#### Do this:
Give as a JSON list of strings the lines of the listing below, starting at the line containing "remove-treat-button[interactable] [909,552,931,574]" and ending at the line containing "line-item-amount: FREE [831,547,901,577]", with one string per line and blank lines omitted.

[Page element annotations]
========
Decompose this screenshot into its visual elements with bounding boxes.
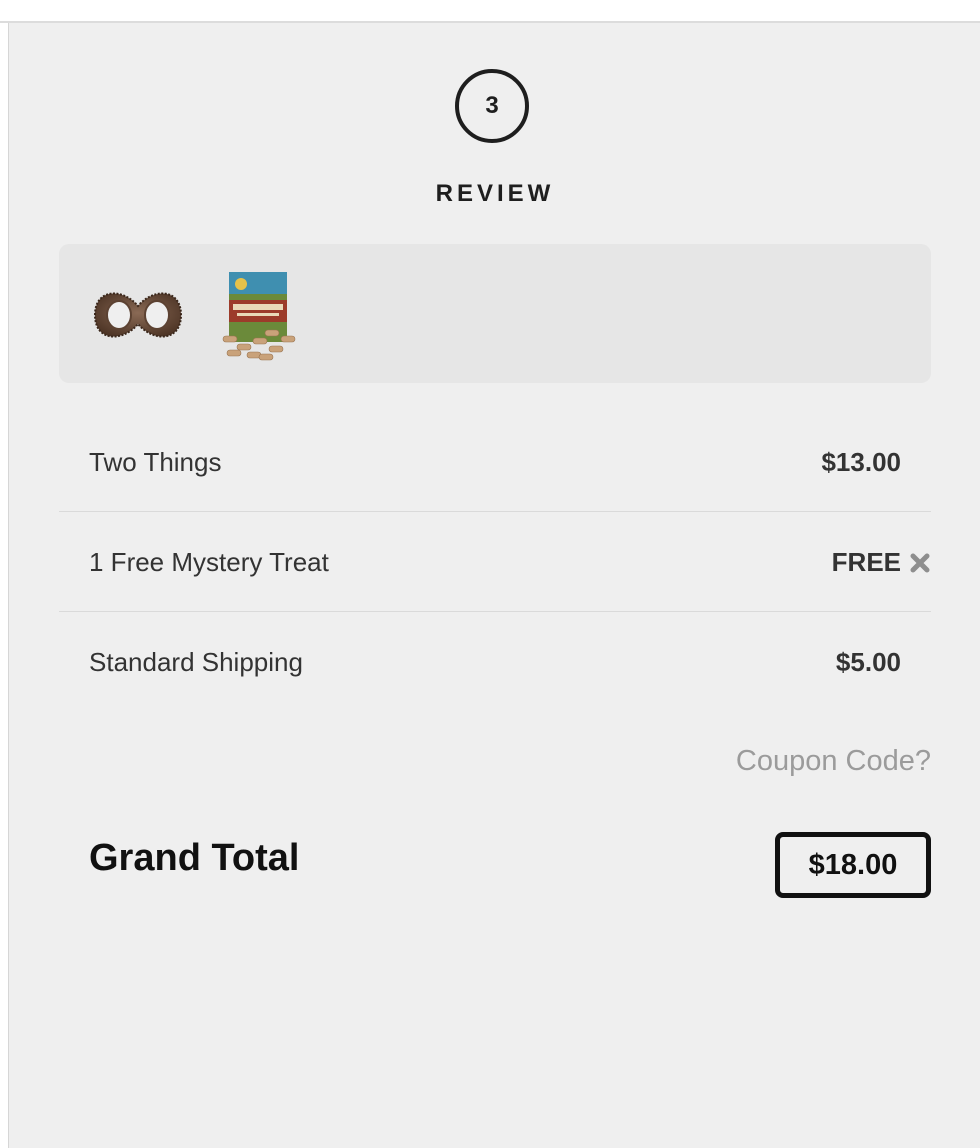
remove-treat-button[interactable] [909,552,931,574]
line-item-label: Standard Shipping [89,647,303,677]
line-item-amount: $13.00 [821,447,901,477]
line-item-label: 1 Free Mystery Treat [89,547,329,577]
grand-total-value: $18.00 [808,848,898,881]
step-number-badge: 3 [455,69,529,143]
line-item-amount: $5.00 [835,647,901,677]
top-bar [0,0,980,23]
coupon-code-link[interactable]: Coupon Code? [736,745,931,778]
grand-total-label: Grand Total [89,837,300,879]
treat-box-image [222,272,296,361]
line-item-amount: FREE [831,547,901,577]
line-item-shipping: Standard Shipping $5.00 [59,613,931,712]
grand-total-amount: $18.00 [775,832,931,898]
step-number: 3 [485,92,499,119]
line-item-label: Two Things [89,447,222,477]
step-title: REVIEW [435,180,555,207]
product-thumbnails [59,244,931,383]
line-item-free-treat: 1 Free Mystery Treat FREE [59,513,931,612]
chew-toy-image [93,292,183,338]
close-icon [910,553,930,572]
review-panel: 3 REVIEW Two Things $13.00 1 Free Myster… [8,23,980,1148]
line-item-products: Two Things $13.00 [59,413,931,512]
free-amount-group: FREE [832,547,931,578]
========
#### Answer to this exercise:
[
  "remove-treat-button[interactable] [909,552,931,574]",
  "line-item-label: Standard Shipping [89,647,303,677]",
  "line-item-amount: $13.00 [821,447,901,477]",
  "line-item-label: 1 Free Mystery Treat [89,547,329,577]",
  "grand-total-value: $18.00 [808,848,898,881]",
  "step-number-badge: 3 [455,69,529,143]",
  "line-item-amount: $5.00 [835,647,901,677]",
  "top-bar [0,0,980,23]",
  "coupon-code-link[interactable]: Coupon Code? [736,745,931,778]",
  "grand-total-label: Grand Total [89,837,300,879]",
  "treat-box-image [222,272,296,361]",
  "line-item-amount: FREE [831,547,901,577]"
]